YOUR GOAL = Count each line in which the word "must" appears. Reply with the total and nothing more.

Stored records
**********

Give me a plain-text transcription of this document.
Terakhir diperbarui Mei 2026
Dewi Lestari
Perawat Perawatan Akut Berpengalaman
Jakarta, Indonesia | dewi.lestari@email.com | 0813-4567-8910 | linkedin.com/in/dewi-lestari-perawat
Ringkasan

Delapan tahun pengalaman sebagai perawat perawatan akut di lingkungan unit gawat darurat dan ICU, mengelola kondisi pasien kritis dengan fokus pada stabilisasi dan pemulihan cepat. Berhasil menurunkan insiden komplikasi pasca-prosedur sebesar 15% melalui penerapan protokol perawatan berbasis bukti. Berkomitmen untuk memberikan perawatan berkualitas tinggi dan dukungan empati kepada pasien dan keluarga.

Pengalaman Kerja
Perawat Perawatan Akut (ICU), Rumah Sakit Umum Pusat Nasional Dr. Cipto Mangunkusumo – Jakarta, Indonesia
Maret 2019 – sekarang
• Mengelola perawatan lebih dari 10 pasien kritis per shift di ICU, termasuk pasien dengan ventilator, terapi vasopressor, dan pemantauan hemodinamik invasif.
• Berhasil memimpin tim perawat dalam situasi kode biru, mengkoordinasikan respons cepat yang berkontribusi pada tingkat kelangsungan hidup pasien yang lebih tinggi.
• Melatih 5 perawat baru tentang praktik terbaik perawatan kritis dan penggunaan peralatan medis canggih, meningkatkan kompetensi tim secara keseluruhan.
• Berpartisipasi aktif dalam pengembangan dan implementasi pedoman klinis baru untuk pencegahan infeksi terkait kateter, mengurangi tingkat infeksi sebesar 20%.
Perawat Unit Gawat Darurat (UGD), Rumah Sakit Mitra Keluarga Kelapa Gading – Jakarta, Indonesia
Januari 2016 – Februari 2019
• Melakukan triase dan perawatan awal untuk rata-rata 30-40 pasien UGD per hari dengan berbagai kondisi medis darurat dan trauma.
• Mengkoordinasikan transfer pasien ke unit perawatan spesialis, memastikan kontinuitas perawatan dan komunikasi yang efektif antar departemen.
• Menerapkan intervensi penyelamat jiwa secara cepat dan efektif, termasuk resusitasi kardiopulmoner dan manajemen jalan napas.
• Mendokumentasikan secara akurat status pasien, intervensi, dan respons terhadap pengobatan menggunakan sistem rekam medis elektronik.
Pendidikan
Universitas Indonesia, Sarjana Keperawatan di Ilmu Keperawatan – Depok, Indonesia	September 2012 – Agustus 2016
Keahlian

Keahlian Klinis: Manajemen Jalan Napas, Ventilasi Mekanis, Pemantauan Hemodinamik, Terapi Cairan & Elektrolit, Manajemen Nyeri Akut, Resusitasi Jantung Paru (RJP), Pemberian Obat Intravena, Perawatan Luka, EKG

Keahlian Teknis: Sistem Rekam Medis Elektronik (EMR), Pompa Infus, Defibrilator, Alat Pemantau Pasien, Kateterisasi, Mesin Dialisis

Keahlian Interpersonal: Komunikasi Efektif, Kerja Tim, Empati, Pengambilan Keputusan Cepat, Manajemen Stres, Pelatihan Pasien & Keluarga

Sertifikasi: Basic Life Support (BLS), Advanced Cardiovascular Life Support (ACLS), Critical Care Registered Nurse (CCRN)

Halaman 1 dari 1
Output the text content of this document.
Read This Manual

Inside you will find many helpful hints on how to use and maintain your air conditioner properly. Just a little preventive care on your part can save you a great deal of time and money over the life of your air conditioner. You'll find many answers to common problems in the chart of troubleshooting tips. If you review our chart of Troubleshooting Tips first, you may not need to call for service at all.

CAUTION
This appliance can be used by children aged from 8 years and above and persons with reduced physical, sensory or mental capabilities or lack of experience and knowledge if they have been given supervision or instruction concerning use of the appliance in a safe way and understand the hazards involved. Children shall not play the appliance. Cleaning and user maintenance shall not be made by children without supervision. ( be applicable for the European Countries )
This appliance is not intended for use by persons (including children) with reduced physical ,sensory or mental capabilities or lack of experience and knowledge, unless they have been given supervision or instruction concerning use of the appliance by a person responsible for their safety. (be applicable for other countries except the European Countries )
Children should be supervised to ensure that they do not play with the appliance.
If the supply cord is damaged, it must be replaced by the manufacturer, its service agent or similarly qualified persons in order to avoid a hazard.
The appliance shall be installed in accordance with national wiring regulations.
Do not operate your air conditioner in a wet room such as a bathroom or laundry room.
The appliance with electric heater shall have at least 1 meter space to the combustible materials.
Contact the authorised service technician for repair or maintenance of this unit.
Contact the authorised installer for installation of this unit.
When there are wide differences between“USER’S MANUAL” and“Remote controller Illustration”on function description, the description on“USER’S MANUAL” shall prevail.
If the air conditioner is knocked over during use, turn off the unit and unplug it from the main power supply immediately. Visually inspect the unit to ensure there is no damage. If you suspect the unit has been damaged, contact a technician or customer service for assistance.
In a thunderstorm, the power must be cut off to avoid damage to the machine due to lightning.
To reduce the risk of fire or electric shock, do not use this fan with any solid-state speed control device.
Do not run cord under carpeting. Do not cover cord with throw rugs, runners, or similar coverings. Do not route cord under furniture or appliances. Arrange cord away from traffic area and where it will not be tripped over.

**********

EXERCISE OUTPUT = 2